Data |

■ ■ ■ ■

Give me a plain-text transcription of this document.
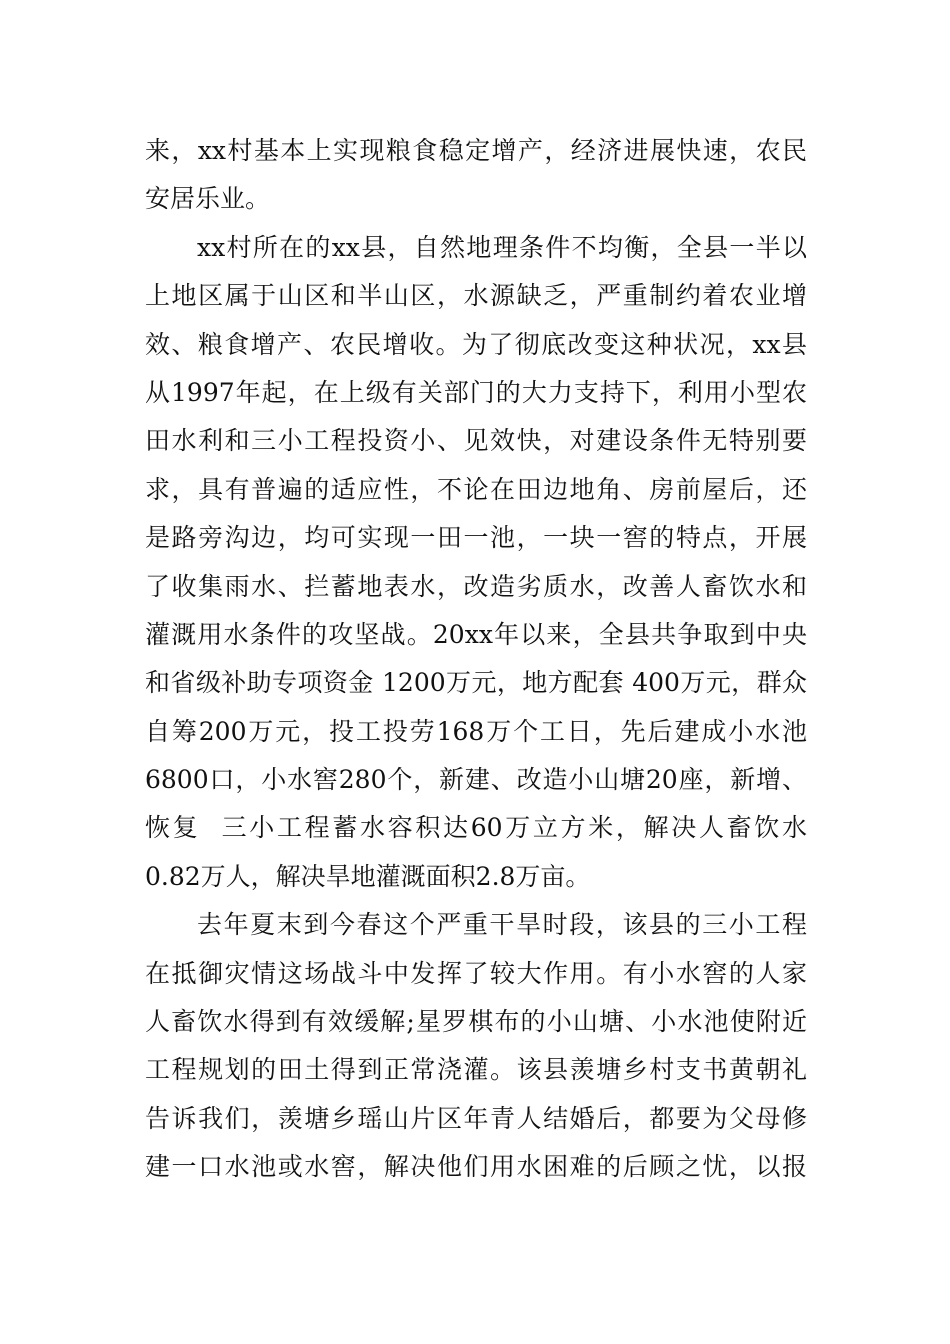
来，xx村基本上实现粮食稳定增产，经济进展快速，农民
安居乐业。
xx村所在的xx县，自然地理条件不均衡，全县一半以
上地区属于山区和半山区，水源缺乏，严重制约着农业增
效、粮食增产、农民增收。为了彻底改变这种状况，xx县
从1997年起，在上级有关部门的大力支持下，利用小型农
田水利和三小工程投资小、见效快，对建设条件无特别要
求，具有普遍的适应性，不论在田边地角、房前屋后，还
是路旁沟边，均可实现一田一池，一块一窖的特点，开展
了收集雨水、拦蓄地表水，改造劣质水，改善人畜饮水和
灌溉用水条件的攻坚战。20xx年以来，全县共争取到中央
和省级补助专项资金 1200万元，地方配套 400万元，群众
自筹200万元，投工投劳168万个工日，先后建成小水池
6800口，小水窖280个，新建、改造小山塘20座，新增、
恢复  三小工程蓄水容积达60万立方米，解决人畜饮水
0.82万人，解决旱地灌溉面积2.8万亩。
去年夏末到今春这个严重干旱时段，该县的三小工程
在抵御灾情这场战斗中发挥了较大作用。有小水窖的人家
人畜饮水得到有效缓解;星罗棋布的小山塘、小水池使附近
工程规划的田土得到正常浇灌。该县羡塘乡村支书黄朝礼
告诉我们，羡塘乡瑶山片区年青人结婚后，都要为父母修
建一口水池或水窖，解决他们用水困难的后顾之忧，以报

■ ■ ■ ■

What this task involves |
Copy the data word for word. Pictures do not go in the copy.

Result for this exercise |
Give me a plain-text transcription of this document.
来，xx村基本上实现粮食稳定增产，经济进展快速，农民
安居乐业。
xx村所在的xx县，自然地理条件不均衡，全县一半以
上地区属于山区和半山区，水源缺乏，严重制约着农业增
效、粮食增产、农民增收。为了彻底改变这种状况，xx县
从1997年起，在上级有关部门的大力支持下，利用小型农
田水利和三小工程投资小、见效快，对建设条件无特别要
求，具有普遍的适应性，不论在田边地角、房前屋后，还
是路旁沟边，均可实现一田一池，一块一窖的特点，开展
了收集雨水、拦蓄地表水，改造劣质水，改善人畜饮水和
灌溉用水条件的攻坚战。20xx年以来，全县共争取到中央
和省级补助专项资金 1200万元，地方配套 400万元，群众
自筹200万元，投工投劳168万个工日，先后建成小水池
6800口，小水窖280个，新建、改造小山塘20座，新增、
恢复  三小工程蓄水容积达60万立方米，解决人畜饮水
0.82万人，解决旱地灌溉面积2.8万亩。
去年夏末到今春这个严重干旱时段，该县的三小工程
在抵御灾情这场战斗中发挥了较大作用。有小水窖的人家
人畜饮水得到有效缓解;星罗棋布的小山塘、小水池使附近
工程规划的田土得到正常浇灌。该县羡塘乡村支书黄朝礼
告诉我们，羡塘乡瑶山片区年青人结婚后，都要为父母修
建一口水池或水窖，解决他们用水困难的后顾之忧，以报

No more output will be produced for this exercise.